**WRITTEN INSTRUCTION**
Reproduce all entries precisely as they are written.

**Figure record listings**
────
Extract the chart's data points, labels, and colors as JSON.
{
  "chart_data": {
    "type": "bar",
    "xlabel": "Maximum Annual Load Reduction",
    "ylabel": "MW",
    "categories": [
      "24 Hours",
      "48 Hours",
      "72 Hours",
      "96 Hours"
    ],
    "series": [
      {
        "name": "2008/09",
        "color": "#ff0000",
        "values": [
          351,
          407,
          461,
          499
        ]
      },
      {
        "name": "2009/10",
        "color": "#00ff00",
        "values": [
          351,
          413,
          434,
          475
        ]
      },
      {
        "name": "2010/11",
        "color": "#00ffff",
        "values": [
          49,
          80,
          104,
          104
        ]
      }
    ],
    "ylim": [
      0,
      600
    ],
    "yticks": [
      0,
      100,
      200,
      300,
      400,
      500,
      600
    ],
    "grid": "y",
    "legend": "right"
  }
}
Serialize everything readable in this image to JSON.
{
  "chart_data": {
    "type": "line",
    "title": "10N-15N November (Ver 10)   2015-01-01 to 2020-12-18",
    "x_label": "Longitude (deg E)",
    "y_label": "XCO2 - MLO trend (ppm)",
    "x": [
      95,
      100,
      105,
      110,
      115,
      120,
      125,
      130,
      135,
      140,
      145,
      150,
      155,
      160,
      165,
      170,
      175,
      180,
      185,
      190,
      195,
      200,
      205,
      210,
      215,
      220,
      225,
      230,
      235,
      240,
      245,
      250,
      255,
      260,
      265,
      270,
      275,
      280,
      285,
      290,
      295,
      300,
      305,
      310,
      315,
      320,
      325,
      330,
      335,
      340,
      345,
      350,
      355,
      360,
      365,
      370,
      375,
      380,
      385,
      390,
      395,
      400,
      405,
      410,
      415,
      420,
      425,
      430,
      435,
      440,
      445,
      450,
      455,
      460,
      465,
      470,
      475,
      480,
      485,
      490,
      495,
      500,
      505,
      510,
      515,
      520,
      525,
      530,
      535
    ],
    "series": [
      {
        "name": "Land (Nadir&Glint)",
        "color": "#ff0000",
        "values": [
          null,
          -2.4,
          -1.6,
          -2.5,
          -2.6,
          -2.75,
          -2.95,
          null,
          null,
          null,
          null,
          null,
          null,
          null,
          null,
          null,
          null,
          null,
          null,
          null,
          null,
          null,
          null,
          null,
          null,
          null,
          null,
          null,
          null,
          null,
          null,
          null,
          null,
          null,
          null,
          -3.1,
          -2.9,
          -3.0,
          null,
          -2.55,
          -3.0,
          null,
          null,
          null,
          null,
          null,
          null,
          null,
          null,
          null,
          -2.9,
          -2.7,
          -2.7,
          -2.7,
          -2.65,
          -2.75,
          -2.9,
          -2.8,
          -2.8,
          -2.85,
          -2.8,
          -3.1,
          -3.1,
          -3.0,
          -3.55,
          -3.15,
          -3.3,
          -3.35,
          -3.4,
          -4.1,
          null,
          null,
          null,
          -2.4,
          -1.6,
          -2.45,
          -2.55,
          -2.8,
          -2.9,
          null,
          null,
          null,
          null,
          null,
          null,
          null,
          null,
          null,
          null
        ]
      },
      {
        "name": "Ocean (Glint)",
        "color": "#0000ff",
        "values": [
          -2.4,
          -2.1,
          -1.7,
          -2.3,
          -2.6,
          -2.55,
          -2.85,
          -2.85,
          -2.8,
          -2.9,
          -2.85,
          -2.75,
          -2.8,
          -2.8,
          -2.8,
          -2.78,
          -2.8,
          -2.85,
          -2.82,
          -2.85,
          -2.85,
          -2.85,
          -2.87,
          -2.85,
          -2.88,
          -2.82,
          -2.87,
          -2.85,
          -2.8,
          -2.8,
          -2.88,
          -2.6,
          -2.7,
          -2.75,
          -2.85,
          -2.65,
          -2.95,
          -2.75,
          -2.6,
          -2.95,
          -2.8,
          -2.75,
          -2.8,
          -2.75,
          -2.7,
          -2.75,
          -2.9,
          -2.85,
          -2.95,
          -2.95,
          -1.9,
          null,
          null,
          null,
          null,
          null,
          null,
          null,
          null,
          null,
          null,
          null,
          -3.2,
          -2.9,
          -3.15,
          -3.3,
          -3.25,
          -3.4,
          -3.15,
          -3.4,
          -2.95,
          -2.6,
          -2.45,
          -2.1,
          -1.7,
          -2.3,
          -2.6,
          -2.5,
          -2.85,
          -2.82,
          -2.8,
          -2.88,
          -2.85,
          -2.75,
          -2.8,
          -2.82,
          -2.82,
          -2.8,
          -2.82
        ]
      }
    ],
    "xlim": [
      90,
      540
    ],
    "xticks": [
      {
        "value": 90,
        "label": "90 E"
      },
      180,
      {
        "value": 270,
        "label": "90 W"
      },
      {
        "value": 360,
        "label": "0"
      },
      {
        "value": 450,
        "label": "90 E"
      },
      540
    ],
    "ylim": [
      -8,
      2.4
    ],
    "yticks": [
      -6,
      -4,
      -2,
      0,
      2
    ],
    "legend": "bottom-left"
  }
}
────
**IN RESPONSE**
Extract the chart's data points, labels, and colors as JSON.
{
  "chart_data": {
    "type": "bar",
    "xlabel": "Maximum Annual Load Reduction",
    "ylabel": "MW",
    "categories": [
      "24 Hours",
      "48 Hours",
      "72 Hours",
      "96 Hours"
    ],
    "series": [
      {
        "name": "2008/09",
        "color": "#ff0000",
        "values": [
          351,
          407,
          461,
          499
        ]
      },
      {
        "name": "2009/10",
        "color": "#00ff00",
        "values": [
          351,
          413,
          434,
          475
        ]
      },
      {
        "name": "2010/11",
        "color": "#00ffff",
        "values": [
          49,
          80,
          104,
          104
        ]
      }
    ],
    "ylim": [
      0,
      600
    ],
    "yticks": [
      0,
      100,
      200,
      300,
      400,
      500,
      600
    ],
    "grid": "y",
    "legend": "right"
  }
}
Serialize everything readable in this image to JSON.
{
  "chart_data": {
    "type": "line",
    "title": "10N-15N November (Ver 10)   2015-01-01 to 2020-12-18",
    "x_label": "Longitude (deg E)",
    "y_label": "XCO2 - MLO trend (ppm)",
    "x": [
      95,
      100,
      105,
      110,
      115,
      120,
      125,
      130,
      135,
      140,
      145,
      150,
      155,
      160,
      165,
      170,
      175,
      180,
      185,
      190,
      195,
      200,
      205,
      210,
      215,
      220,
      225,
      230,
      235,
      240,
      245,
      250,
      255,
      260,
      265,
      270,
      275,
      280,
      285,
      290,
      295,
      300,
      305,
      310,
      315,
      320,
      325,
      330,
      335,
      340,
      345,
      350,
      355,
      360,
      365,
      370,
      375,
      380,
      385,
      390,
      395,
      400,
      405,
      410,
      415,
      420,
      425,
      430,
      435,
      440,
      445,
      450,
      455,
      460,
      465,
      470,
      475,
      480,
      485,
      490,
      495,
      500,
      505,
      510,
      515,
      520,
      525,
      530,
      535
    ],
    "series": [
      {
        "name": "Land (Nadir&Glint)",
        "color": "#ff0000",
        "values": [
          null,
          -2.4,
          -1.6,
          -2.5,
          -2.6,
          -2.75,
          -2.95,
          null,
          null,
          null,
          null,
          null,
          null,
          null,
          null,
          null,
          null,
          null,
          null,
          null,
          null,
          null,
          null,
          null,
          null,
          null,
          null,
          null,
          null,
          null,
          null,
          null,
          null,
          null,
          null,
          -3.1,
          -2.9,
          -3.0,
          null,
          -2.55,
          -3.0,
          null,
          null,
          null,
          null,
          null,
          null,
          null,
          null,
          null,
          -2.9,
          -2.7,
          -2.7,
          -2.7,
          -2.65,
          -2.75,
          -2.9,
          -2.8,
          -2.8,
          -2.85,
          -2.8,
          -3.1,
          -3.1,
          -3.0,
          -3.55,
          -3.15,
          -3.3,
          -3.35,
          -3.4,
          -4.1,
          null,
          null,
          null,
          -2.4,
          -1.6,
          -2.45,
          -2.55,
          -2.8,
          -2.9,
          null,
          null,
          null,
          null,
          null,
          null,
          null,
          null,
          null,
          null
        ]
      },
      {
        "name": "Ocean (Glint)",
        "color": "#0000ff",
        "values": [
          -2.4,
          -2.1,
          -1.7,
          -2.3,
          -2.6,
          -2.55,
          -2.85,
          -2.85,
          -2.8,
          -2.9,
          -2.85,
          -2.75,
          -2.8,
          -2.8,
          -2.8,
          -2.78,
          -2.8,
          -2.85,
          -2.82,
          -2.85,
          -2.85,
          -2.85,
          -2.87,
          -2.85,
          -2.88,
          -2.82,
          -2.87,
          -2.85,
          -2.8,
          -2.8,
          -2.88,
          -2.6,
          -2.7,
          -2.75,
          -2.85,
          -2.65,
          -2.95,
          -2.75,
          -2.6,
          -2.95,
          -2.8,
          -2.75,
          -2.8,
          -2.75,
          -2.7,
          -2.75,
          -2.9,
          -2.85,
          -2.95,
          -2.95,
          -1.9,
          null,
          null,
          null,
          null,
          null,
          null,
          null,
          null,
          null,
          null,
          null,
          -3.2,
          -2.9,
          -3.15,
          -3.3,
          -3.25,
          -3.4,
          -3.15,
          -3.4,
          -2.95,
          -2.6,
          -2.45,
          -2.1,
          -1.7,
          -2.3,
          -2.6,
          -2.5,
          -2.85,
          -2.82,
          -2.8,
          -2.88,
          -2.85,
          -2.75,
          -2.8,
          -2.82,
          -2.82,
          -2.8,
          -2.82
        ]
      }
    ],
    "xlim": [
      90,
      540
    ],
    "xticks": [
      {
        "value": 90,
        "label": "90 E"
      },
      180,
      {
        "value": 270,
        "label": "90 W"
      },
      {
        "value": 360,
        "label": "0"
      },
      {
        "value": 450,
        "label": "90 E"
      },
      540
    ],
    "ylim": [
      -8,
      2.4
    ],
    "yticks": [
      -6,
      -4,
      -2,
      0,
      2
    ],
    "legend": "bottom-left"
  }
}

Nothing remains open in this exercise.